##### GIVEN INFORMATION
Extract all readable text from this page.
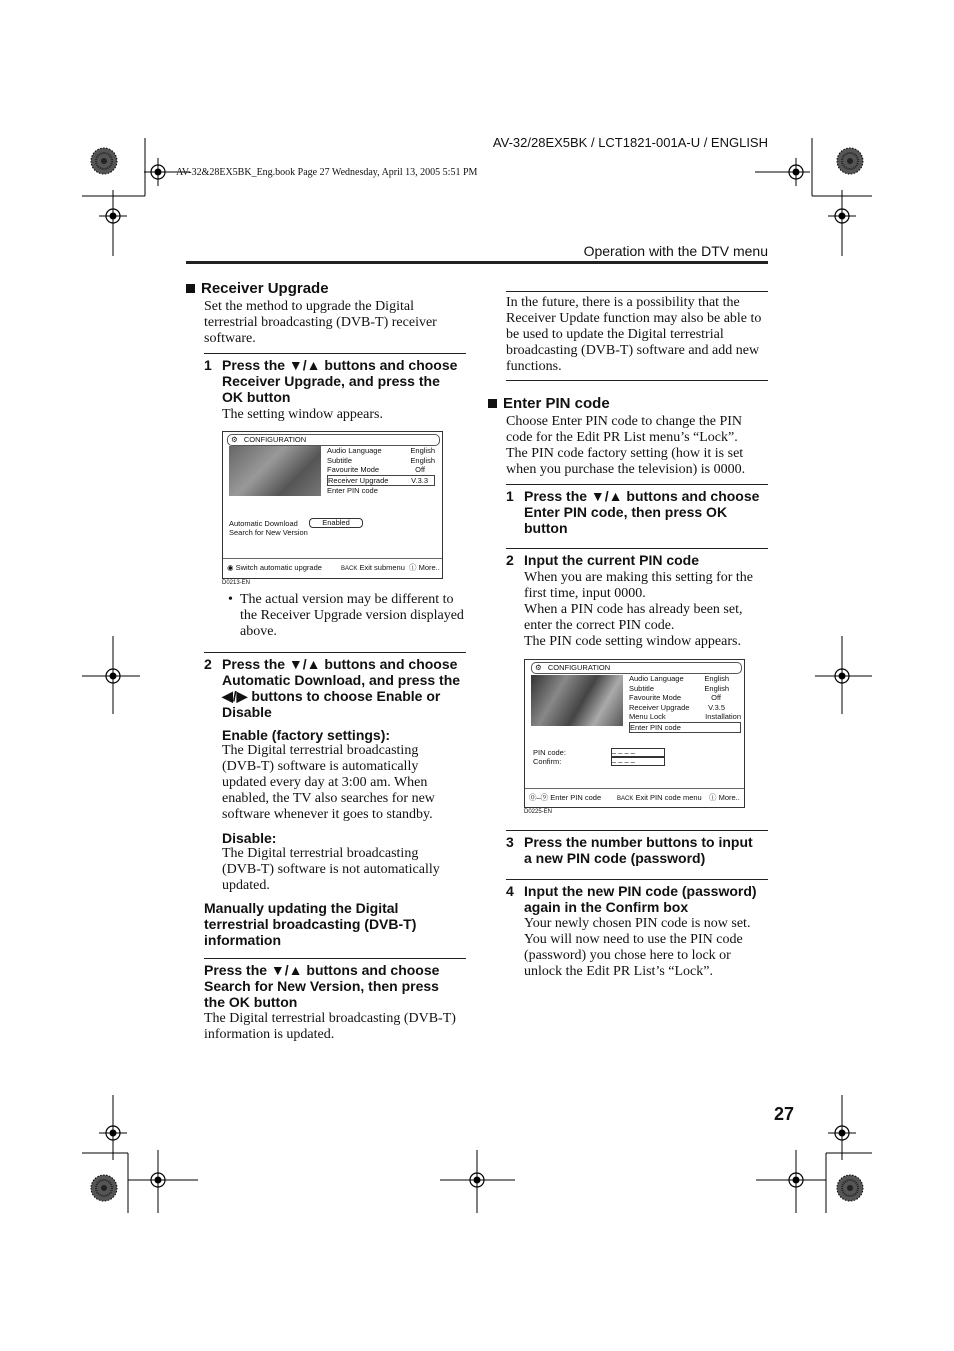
AV-32/28EX5BK / LCT1821-001A-U / ENGLISH
AV-32&28EX5BK_Eng.book Page 27 Wednesday, April 13, 2005 5:51 PM
Operation with the DTV menu
Receiver Upgrade

Set the method to upgrade the Digital terrestrial broadcasting (DVB-T) receiver software.

1 Press the ▼/▲ buttons and choose Receiver Upgrade, and press the OK button

The setting window appears.

⚙ CONFIGURATION
Audio Language	English
Subtitle	English
Favourite Mode	Off
Receiver Upgrade	V.3.3
Enter PIN code
Automatic Download	Enabled
Search for New Version
◉ Switch automatic upgrade	BACK Exit submenu ⓘ More..
D0213-EN
• The actual version may be different to the Receiver Upgrade version displayed above.

2 Press the ▼/▲ buttons and choose Automatic Download, and press the ◀/▶ buttons to choose Enable or Disable

Enable (factory settings):

The Digital terrestrial broadcasting (DVB-T) software is automatically updated every day at 3:00 am. When enabled, the TV also searches for new software whenever it goes to standby.

Disable:

The Digital terrestrial broadcasting (DVB-T) software is not automatically updated.

Manually updating the Digital terrestrial broadcasting (DVB-T) information

Press the ▼/▲ buttons and choose Search for New Version, then press the OK button

The Digital terrestrial broadcasting (DVB-T) information is updated.

In the future, there is a possibility that the Receiver Update function may also be able to be used to update the Digital terrestrial broadcasting (DVB-T) software and add new functions.

Enter PIN code

Choose Enter PIN code to change the PIN code for the Edit PR List menu’s “Lock”. The PIN code factory setting (how it is set when you purchase the television) is 0000.

1 Press the ▼/▲ buttons and choose Enter PIN code, then press OK button

2 Input the current PIN code

When you are making this setting for the first time, input 0000.

When a PIN code has already been set, enter the correct PIN code.

The PIN code setting window appears.

⚙ CONFIGURATION
Audio Language	English
Subtitle	English
Favourite Mode	Off
Receiver Upgrade V.3.5
Menu Lock	Installation
Enter PIN code
PIN code:	– – – –
Confirm:	– – – –
⓪–⑨ Enter PIN code	BACK Exit PIN code menu ⓘ More..
D0225-EN
3 Press the number buttons to input a new PIN code (password)

4 Input the new PIN code (password) again in the Confirm box

Your newly chosen PIN code is now set. You will now need to use the PIN code (password) you chose here to lock or unlock the Edit PR List’s “Lock”.

27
##########
▸ SHORT TASK:
Filter the entries above down to the lines containing the word "password".

▸ RIGHT ANSWER:
3 Press the number buttons to input a new PIN code (password)
4 Input the new PIN code (password) again in the Confirm box
Your newly chosen PIN code is now set. You will now need to use the PIN code (password) you chose here to lock or unlock the Edit PR List’s “Lock”.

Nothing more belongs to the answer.